— Start Selected text —

Metadata-Version: 2.1
Name: knockpy
Version: 1.3.0
Summary: Knockoffs for variable selection
Home-page: https://github.com/amspector100/knockpy
Author: Asher Spector
Author-email: amspector100@gmail.com
Classifier: Programming Language :: Python :: 3
Classifier: License :: OSI Approved :: MIT License
Classifier: Operating System :: OS Independent
Requires-Python: >=3.6
Description-Content-Type: text/markdown
Provides-Extra: kpytorch
Provides-Extra: fast
Provides-Extra: docs
License-File: LICENSE.txt

# Knockpy

A python implementation of the knockoffs framework for variable selection. See https://amspector100.github.io/knockpy/ for detailed documentation and tutorials.

## Installation

To install knockpy, first install choldate using the following command:

``pip install git+https://github.com/jcrudy/choldate.git``

Then, install knockpy using pip:

``pip install knockpy[fast]``

To use the (optional) kpytorch submodule, you will need to install [pytorch](https://pytorch.org/). 

### What if installation fails?

knockpy relies on heavy-duty linear algebra routines which sometimes fail on non-Linux environments.

— End Selected text —
— Start Listed entries —

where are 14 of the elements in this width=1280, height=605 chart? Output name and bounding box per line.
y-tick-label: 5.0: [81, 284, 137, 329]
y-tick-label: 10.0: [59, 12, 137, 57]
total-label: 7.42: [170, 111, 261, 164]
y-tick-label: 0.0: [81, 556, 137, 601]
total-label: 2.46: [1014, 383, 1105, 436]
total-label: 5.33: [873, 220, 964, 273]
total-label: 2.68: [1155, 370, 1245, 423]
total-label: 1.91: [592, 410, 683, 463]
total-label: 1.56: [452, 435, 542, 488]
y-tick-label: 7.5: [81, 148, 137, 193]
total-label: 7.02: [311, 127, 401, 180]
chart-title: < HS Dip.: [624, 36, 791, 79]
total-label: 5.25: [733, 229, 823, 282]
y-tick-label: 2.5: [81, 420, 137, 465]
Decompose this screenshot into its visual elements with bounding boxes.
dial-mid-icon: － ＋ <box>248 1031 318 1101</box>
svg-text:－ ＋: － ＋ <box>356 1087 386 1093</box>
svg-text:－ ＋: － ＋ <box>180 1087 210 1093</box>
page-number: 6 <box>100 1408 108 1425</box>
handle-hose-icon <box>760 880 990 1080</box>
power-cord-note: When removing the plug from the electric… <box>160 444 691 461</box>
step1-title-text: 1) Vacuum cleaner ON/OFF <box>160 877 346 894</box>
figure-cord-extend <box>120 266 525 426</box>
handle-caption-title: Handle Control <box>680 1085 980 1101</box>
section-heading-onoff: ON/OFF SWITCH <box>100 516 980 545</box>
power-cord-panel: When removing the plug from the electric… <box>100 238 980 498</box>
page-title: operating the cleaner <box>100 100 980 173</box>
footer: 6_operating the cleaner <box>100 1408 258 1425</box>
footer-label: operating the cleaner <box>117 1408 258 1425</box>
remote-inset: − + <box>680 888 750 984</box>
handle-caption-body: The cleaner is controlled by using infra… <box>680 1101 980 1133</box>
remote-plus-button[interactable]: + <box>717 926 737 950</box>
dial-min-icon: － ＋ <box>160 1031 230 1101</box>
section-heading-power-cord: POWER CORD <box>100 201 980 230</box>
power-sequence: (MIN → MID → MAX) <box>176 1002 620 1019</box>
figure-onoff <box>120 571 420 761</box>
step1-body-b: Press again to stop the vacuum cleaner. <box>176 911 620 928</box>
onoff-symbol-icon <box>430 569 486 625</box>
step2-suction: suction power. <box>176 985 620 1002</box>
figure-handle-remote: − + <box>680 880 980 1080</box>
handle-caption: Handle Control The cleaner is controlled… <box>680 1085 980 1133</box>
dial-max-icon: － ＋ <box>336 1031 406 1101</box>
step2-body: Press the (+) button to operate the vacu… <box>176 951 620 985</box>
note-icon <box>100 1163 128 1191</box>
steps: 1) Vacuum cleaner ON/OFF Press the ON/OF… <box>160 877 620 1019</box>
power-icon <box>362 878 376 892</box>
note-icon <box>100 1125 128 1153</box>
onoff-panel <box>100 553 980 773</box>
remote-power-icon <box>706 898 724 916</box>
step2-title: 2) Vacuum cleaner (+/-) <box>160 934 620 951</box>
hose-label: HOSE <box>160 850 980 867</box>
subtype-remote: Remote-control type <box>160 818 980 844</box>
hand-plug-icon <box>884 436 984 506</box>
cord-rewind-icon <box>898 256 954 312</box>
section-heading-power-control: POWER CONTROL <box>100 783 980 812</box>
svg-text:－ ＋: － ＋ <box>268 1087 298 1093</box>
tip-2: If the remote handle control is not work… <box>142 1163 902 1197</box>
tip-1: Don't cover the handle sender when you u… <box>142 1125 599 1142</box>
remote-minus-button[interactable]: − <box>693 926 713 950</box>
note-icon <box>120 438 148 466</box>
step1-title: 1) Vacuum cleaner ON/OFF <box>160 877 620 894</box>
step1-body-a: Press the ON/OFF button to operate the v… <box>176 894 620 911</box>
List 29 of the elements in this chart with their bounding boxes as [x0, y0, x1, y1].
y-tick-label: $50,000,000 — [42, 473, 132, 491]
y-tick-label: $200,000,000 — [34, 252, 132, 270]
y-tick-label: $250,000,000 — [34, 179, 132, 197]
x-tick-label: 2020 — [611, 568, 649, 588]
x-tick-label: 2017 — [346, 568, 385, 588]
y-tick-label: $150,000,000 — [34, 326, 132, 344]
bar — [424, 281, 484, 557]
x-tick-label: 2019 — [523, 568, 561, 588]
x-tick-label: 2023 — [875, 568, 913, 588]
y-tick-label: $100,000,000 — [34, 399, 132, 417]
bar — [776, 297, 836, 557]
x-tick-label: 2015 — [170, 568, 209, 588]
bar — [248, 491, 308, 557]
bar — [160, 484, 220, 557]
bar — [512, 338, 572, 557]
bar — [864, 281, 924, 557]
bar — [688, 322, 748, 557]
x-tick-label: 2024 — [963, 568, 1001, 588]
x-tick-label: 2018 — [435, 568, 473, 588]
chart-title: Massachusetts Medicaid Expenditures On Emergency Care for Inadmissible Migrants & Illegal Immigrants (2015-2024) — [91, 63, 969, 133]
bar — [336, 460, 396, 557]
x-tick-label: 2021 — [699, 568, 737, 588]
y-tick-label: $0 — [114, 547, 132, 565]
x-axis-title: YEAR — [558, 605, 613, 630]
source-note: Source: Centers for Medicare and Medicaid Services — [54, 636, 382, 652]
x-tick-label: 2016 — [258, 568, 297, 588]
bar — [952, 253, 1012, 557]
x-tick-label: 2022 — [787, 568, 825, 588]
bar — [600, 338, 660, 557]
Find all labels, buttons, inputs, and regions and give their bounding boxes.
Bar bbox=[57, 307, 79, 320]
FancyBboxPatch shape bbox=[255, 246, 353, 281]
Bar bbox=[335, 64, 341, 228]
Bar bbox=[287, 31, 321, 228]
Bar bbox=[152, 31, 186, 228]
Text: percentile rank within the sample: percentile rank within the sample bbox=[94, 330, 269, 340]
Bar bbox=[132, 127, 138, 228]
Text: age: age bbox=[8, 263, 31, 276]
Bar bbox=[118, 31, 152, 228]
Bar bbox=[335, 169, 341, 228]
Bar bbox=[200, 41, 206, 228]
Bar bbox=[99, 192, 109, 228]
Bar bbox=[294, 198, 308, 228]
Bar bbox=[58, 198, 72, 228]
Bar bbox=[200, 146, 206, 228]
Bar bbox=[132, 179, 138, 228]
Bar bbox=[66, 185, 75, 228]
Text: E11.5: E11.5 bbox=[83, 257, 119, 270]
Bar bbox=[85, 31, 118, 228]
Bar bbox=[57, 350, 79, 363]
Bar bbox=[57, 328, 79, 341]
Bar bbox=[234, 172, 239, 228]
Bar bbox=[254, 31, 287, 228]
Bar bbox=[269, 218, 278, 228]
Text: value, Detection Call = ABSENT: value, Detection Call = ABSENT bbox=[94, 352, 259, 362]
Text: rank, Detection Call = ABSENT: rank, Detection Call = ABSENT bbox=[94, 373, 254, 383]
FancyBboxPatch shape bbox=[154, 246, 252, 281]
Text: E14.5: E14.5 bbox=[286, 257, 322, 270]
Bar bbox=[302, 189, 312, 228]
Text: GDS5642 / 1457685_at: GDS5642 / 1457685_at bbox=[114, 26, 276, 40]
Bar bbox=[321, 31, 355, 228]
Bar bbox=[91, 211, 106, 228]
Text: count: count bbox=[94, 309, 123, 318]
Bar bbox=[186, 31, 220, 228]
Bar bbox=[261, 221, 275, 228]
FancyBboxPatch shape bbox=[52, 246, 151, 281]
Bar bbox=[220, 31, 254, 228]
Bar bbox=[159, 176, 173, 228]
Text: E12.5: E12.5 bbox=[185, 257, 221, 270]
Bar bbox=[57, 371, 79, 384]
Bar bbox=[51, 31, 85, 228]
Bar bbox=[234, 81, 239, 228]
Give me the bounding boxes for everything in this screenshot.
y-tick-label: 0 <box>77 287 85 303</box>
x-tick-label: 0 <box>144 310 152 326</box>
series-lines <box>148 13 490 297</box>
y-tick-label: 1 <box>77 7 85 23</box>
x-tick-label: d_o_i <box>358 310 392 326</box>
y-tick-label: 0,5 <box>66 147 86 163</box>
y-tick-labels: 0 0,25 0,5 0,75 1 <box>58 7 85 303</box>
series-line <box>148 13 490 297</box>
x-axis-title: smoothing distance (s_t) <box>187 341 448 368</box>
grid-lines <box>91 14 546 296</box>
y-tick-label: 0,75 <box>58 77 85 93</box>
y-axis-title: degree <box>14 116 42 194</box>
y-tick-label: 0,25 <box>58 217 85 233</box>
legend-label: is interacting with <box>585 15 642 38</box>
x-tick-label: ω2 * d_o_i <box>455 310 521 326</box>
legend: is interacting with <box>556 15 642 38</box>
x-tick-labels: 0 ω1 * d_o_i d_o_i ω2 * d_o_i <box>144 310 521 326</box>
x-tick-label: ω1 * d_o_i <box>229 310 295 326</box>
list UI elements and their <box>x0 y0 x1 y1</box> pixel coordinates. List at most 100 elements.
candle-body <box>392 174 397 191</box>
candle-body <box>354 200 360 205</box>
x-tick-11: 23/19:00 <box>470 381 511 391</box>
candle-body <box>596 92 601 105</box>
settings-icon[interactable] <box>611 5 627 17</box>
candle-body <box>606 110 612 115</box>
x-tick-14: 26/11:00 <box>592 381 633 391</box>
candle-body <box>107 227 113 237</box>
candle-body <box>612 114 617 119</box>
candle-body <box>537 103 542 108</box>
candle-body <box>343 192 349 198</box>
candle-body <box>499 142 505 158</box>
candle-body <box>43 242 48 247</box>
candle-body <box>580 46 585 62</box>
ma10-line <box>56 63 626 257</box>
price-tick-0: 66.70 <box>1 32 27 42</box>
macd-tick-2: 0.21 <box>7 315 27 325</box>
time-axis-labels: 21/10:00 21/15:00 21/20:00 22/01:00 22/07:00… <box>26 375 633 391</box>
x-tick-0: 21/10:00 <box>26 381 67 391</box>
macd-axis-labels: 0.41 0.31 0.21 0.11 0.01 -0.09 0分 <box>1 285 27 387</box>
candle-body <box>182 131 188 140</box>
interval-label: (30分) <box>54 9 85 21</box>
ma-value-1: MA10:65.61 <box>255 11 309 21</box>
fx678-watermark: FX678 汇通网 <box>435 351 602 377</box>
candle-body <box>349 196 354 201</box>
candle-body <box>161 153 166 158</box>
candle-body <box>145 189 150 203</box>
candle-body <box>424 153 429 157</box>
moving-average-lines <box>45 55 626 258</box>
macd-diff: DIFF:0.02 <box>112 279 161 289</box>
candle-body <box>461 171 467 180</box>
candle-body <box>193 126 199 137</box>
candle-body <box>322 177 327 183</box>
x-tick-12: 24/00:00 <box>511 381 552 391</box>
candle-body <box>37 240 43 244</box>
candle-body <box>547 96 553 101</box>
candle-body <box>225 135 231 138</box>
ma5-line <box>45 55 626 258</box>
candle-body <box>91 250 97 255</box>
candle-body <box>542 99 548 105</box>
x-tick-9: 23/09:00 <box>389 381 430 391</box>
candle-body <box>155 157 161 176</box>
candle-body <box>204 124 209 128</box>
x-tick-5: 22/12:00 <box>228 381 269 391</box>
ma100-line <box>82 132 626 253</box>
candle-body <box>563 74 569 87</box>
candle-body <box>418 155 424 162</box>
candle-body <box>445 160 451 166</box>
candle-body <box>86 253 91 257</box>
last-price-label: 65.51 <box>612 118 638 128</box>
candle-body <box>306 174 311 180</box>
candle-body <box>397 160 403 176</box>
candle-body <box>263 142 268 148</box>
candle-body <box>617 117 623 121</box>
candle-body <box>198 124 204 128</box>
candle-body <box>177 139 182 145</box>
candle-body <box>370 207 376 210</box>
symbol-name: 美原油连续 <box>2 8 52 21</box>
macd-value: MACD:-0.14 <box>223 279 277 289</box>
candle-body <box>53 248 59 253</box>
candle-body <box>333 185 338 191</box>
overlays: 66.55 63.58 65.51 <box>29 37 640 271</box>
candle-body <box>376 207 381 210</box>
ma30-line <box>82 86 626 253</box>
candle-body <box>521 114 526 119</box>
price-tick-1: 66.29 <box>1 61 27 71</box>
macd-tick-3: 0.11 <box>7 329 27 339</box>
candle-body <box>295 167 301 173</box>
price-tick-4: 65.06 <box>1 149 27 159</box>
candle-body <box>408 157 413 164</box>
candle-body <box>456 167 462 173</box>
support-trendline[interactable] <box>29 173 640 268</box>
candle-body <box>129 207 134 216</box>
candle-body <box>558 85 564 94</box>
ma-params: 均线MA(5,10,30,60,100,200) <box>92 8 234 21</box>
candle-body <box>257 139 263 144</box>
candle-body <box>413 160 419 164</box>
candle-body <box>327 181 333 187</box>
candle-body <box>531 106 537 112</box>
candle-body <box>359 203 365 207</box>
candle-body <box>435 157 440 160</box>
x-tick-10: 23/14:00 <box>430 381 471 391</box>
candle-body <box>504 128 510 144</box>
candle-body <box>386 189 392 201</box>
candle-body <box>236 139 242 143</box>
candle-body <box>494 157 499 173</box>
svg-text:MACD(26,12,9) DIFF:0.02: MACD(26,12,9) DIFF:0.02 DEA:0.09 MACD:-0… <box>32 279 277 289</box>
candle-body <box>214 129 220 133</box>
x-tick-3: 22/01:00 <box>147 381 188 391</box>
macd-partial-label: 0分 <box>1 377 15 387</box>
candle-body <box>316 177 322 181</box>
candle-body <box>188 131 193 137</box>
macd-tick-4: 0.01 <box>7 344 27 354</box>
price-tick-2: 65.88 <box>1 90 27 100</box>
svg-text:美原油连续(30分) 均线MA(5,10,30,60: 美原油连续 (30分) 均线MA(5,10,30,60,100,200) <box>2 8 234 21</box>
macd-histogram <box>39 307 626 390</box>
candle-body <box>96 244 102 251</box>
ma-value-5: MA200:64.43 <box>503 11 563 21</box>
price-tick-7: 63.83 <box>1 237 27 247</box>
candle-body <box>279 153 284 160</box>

— End Listed entries —

**Goal**
Resume the knockpy package description from its last sentence, carrying on the section about what to do if installation fails.

**Expected answer**
1. To start, install a lightweight version of knockpy using
``pip install knockpy``. This should install correctly on all devices, and contains nearly all of the functionality of the prior installation. However, the algorithms for computing optimal distributions for Gaussian knockoffs, such as [minimum reconstructability knockoffs](https://arxiv.org/abs/2011.14625) and [SDP knockoffs](https://arxiv.org/abs/1610.02351), may be an order of magnitude slower.
2. [Optional] To speed up computation for minimum reconstructability knockoffs (the default knockoff type):

    (a) Run

        ``pip install cython>=0.29.14``  

    If the installation fails, likely due to the incorrect configuration of a C compiler, you have three options. First, the [Anaconda](https://docs.anaconda.com/anaconda/user-guide/tasks/install-packages/) package manager includes a compiler, so the command

        ``conda install cython``  

    should work on all platforms. Second, on Windows, you can install precompiled binaries for cython [here](https://www.lfd.uci.edu/~gohlke/pythonlibs/). Lastly, on all platforms, the documentation [here](https://cython.readthedocs.io/en/latest/src/quickstart/install.html) describes how to properly configure a C compiler during installation.
    
    (b) Run

        ``pip install git+https://github.com/jcrudy/choldate.git``

3. [Optional] To speed up computation for (non-default) SDP knockoffs, you will need to install ``scikit-dsdp``. This can be challenging on non-Linux environments. We hope to provide more explicit instructions for installation of this package in the future.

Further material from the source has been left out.